Data rows:
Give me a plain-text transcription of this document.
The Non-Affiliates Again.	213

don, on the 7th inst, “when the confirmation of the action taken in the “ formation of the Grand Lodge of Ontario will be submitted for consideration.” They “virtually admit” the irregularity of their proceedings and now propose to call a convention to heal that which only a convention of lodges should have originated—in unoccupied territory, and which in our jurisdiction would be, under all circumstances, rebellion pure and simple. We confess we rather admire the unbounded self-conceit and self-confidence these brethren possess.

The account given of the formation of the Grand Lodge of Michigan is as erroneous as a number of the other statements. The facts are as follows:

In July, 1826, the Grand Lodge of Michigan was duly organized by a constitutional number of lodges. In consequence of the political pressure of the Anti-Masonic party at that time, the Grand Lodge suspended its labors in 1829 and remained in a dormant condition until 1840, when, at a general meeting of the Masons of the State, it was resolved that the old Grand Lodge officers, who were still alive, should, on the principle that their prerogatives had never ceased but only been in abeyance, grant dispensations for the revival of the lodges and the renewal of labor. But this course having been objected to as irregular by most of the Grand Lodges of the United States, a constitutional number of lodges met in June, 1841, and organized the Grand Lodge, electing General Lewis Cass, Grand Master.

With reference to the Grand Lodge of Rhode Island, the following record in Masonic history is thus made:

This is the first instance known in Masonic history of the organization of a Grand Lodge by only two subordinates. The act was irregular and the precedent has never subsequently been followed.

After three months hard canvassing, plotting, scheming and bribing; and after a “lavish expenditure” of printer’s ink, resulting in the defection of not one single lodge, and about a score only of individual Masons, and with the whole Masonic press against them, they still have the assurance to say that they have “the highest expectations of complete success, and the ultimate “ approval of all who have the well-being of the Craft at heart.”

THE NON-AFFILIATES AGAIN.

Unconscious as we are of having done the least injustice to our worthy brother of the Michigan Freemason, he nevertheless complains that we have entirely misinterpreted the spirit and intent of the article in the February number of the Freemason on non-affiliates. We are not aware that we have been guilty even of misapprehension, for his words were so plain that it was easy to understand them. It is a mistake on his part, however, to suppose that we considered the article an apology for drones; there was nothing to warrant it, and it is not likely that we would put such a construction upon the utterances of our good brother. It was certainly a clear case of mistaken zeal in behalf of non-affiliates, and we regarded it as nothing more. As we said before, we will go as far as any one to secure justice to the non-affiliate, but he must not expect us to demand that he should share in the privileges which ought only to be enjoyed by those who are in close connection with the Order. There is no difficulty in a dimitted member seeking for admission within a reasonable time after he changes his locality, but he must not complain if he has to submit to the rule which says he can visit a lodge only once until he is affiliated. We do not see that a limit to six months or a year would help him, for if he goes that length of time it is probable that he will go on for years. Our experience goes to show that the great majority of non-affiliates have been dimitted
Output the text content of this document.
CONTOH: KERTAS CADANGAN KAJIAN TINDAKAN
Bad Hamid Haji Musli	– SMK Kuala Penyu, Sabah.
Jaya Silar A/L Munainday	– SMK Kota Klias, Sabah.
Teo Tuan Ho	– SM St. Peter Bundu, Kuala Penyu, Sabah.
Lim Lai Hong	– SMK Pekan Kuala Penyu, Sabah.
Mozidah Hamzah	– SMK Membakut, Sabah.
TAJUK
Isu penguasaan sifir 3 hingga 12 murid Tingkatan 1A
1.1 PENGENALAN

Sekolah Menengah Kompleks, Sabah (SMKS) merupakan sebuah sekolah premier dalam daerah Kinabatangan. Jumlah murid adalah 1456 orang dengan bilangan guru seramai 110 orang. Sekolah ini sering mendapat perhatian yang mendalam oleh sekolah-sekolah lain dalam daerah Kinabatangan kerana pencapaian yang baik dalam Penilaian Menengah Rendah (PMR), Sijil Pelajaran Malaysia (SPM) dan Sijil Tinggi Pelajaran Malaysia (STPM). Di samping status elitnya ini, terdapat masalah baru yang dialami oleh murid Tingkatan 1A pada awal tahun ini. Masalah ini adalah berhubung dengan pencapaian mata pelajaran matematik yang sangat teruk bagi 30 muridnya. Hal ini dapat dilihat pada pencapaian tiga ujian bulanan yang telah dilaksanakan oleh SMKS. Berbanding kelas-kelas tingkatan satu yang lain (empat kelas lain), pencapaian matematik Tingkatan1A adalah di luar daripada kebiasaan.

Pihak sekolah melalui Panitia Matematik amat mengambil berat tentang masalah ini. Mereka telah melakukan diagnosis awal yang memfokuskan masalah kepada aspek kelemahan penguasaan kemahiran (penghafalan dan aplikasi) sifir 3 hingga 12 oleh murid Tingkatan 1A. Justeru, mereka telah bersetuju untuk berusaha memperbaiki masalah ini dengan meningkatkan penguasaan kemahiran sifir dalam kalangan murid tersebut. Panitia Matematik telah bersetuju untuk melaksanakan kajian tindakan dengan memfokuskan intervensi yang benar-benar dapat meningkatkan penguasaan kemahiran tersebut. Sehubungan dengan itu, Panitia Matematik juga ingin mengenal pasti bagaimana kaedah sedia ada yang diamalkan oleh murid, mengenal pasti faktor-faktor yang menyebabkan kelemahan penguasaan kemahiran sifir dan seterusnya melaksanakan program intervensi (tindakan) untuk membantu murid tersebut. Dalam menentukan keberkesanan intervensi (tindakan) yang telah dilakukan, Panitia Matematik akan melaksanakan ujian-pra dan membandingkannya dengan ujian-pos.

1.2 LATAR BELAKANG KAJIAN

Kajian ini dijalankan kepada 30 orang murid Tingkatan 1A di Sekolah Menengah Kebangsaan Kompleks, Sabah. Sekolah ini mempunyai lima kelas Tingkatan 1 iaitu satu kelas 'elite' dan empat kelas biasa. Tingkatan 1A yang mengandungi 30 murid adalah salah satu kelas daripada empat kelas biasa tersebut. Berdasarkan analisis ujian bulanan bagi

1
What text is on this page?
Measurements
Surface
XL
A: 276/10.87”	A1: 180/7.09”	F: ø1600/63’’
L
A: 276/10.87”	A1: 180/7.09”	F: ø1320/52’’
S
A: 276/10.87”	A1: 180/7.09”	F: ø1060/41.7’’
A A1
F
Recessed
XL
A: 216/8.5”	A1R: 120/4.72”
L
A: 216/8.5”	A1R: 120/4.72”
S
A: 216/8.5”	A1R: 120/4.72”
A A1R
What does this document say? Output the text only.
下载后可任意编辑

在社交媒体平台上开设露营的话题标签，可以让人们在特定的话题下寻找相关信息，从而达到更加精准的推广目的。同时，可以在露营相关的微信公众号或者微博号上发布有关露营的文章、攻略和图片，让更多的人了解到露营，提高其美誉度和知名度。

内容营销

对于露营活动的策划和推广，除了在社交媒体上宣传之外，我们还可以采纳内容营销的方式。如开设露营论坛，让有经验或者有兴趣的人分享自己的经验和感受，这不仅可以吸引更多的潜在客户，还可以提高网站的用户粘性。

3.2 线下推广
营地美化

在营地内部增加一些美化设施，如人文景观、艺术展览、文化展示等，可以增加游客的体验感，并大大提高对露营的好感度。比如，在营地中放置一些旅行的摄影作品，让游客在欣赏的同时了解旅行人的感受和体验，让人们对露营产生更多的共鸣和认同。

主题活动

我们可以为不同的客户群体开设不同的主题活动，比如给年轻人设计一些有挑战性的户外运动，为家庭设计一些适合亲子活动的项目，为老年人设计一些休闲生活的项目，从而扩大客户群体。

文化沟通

Task goal: Copy out all of the records shown above exactly.

Correct output:
Give me a plain-text transcription of this document.
The Non-Affiliates Again.	213

don, on the 7th inst, “when the confirmation of the action taken in the “ formation of the Grand Lodge of Ontario will be submitted for consideration.” They “virtually admit” the irregularity of their proceedings and now propose to call a convention to heal that which only a convention of lodges should have originated—in unoccupied territory, and which in our jurisdiction would be, under all circumstances, rebellion pure and simple. We confess we rather admire the unbounded self-conceit and self-confidence these brethren possess.

The account given of the formation of the Grand Lodge of Michigan is as erroneous as a number of the other statements. The facts are as follows:

In July, 1826, the Grand Lodge of Michigan was duly organized by a constitutional number of lodges. In consequence of the political pressure of the Anti-Masonic party at that time, the Grand Lodge suspended its labors in 1829 and remained in a dormant condition until 1840, when, at a general meeting of the Masons of the State, it was resolved that the old Grand Lodge officers, who were still alive, should, on the principle that their prerogatives had never ceased but only been in abeyance, grant dispensations for the revival of the lodges and the renewal of labor. But this course having been objected to as irregular by most of the Grand Lodges of the United States, a constitutional number of lodges met in June, 1841, and organized the Grand Lodge, electing General Lewis Cass, Grand Master.

With reference to the Grand Lodge of Rhode Island, the following record in Masonic history is thus made:

This is the first instance known in Masonic history of the organization of a Grand Lodge by only two subordinates. The act was irregular and the precedent has never subsequently been followed.

After three months hard canvassing, plotting, scheming and bribing; and after a “lavish expenditure” of printer’s ink, resulting in the defection of not one single lodge, and about a score only of individual Masons, and with the whole Masonic press against them, they still have the assurance to say that they have “the highest expectations of complete success, and the ultimate “ approval of all who have the well-being of the Craft at heart.”

THE NON-AFFILIATES AGAIN.

Unconscious as we are of having done the least injustice to our worthy brother of the Michigan Freemason, he nevertheless complains that we have entirely misinterpreted the spirit and intent of the article in the February number of the Freemason on non-affiliates. We are not aware that we have been guilty even of misapprehension, for his words were so plain that it was easy to understand them. It is a mistake on his part, however, to suppose that we considered the article an apology for drones; there was nothing to warrant it, and it is not likely that we would put such a construction upon the utterances of our good brother. It was certainly a clear case of mistaken zeal in behalf of non-affiliates, and we regarded it as nothing more. As we said before, we will go as far as any one to secure justice to the non-affiliate, but he must not expect us to demand that he should share in the privileges which ought only to be enjoyed by those who are in close connection with the Order. There is no difficulty in a dimitted member seeking for admission within a reasonable time after he changes his locality, but he must not complain if he has to submit to the rule which says he can visit a lodge only once until he is affiliated. We do not see that a limit to six months or a year would help him, for if he goes that length of time it is probable that he will go on for years. Our experience goes to show that the great majority of non-affiliates have been dimitted
Output the text content of this document.
CONTOH: KERTAS CADANGAN KAJIAN TINDAKAN
Bad Hamid Haji Musli	– SMK Kuala Penyu, Sabah.
Jaya Silar A/L Munainday	– SMK Kota Klias, Sabah.
Teo Tuan Ho	– SM St. Peter Bundu, Kuala Penyu, Sabah.
Lim Lai Hong	– SMK Pekan Kuala Penyu, Sabah.
Mozidah Hamzah	– SMK Membakut, Sabah.
TAJUK
Isu penguasaan sifir 3 hingga 12 murid Tingkatan 1A
1.1 PENGENALAN

Sekolah Menengah Kompleks, Sabah (SMKS) merupakan sebuah sekolah premier dalam daerah Kinabatangan. Jumlah murid adalah 1456 orang dengan bilangan guru seramai 110 orang. Sekolah ini sering mendapat perhatian yang mendalam oleh sekolah-sekolah lain dalam daerah Kinabatangan kerana pencapaian yang baik dalam Penilaian Menengah Rendah (PMR), Sijil Pelajaran Malaysia (SPM) dan Sijil Tinggi Pelajaran Malaysia (STPM). Di samping status elitnya ini, terdapat masalah baru yang dialami oleh murid Tingkatan 1A pada awal tahun ini. Masalah ini adalah berhubung dengan pencapaian mata pelajaran matematik yang sangat teruk bagi 30 muridnya. Hal ini dapat dilihat pada pencapaian tiga ujian bulanan yang telah dilaksanakan oleh SMKS. Berbanding kelas-kelas tingkatan satu yang lain (empat kelas lain), pencapaian matematik Tingkatan1A adalah di luar daripada kebiasaan.

Pihak sekolah melalui Panitia Matematik amat mengambil berat tentang masalah ini. Mereka telah melakukan diagnosis awal yang memfokuskan masalah kepada aspek kelemahan penguasaan kemahiran (penghafalan dan aplikasi) sifir 3 hingga 12 oleh murid Tingkatan 1A. Justeru, mereka telah bersetuju untuk berusaha memperbaiki masalah ini dengan meningkatkan penguasaan kemahiran sifir dalam kalangan murid tersebut. Panitia Matematik telah bersetuju untuk melaksanakan kajian tindakan dengan memfokuskan intervensi yang benar-benar dapat meningkatkan penguasaan kemahiran tersebut. Sehubungan dengan itu, Panitia Matematik juga ingin mengenal pasti bagaimana kaedah sedia ada yang diamalkan oleh murid, mengenal pasti faktor-faktor yang menyebabkan kelemahan penguasaan kemahiran sifir dan seterusnya melaksanakan program intervensi (tindakan) untuk membantu murid tersebut. Dalam menentukan keberkesanan intervensi (tindakan) yang telah dilakukan, Panitia Matematik akan melaksanakan ujian-pra dan membandingkannya dengan ujian-pos.

1.2 LATAR BELAKANG KAJIAN

Kajian ini dijalankan kepada 30 orang murid Tingkatan 1A di Sekolah Menengah Kebangsaan Kompleks, Sabah. Sekolah ini mempunyai lima kelas Tingkatan 1 iaitu satu kelas 'elite' dan empat kelas biasa. Tingkatan 1A yang mengandungi 30 murid adalah salah satu kelas daripada empat kelas biasa tersebut. Berdasarkan analisis ujian bulanan bagi

1
What text is on this page?
Measurements
Surface
XL
A: 276/10.87”	A1: 180/7.09”	F: ø1600/63’’
L
A: 276/10.87”	A1: 180/7.09”	F: ø1320/52’’
S
A: 276/10.87”	A1: 180/7.09”	F: ø1060/41.7’’
A A1
F
Recessed
XL
A: 216/8.5”	A1R: 120/4.72”
L
A: 216/8.5”	A1R: 120/4.72”
S
A: 216/8.5”	A1R: 120/4.72”
A A1R
What does this document say? Output the text only.
下载后可任意编辑

在社交媒体平台上开设露营的话题标签，可以让人们在特定的话题下寻找相关信息，从而达到更加精准的推广目的。同时，可以在露营相关的微信公众号或者微博号上发布有关露营的文章、攻略和图片，让更多的人了解到露营，提高其美誉度和知名度。

内容营销

对于露营活动的策划和推广，除了在社交媒体上宣传之外，我们还可以采纳内容营销的方式。如开设露营论坛，让有经验或者有兴趣的人分享自己的经验和感受，这不仅可以吸引更多的潜在客户，还可以提高网站的用户粘性。

3.2 线下推广
营地美化

在营地内部增加一些美化设施，如人文景观、艺术展览、文化展示等，可以增加游客的体验感，并大大提高对露营的好感度。比如，在营地中放置一些旅行的摄影作品，让游客在欣赏的同时了解旅行人的感受和体验，让人们对露营产生更多的共鸣和认同。

主题活动

我们可以为不同的客户群体开设不同的主题活动，比如给年轻人设计一些有挑战性的户外运动，为家庭设计一些适合亲子活动的项目，为老年人设计一些休闲生活的项目，从而扩大客户群体。

文化沟通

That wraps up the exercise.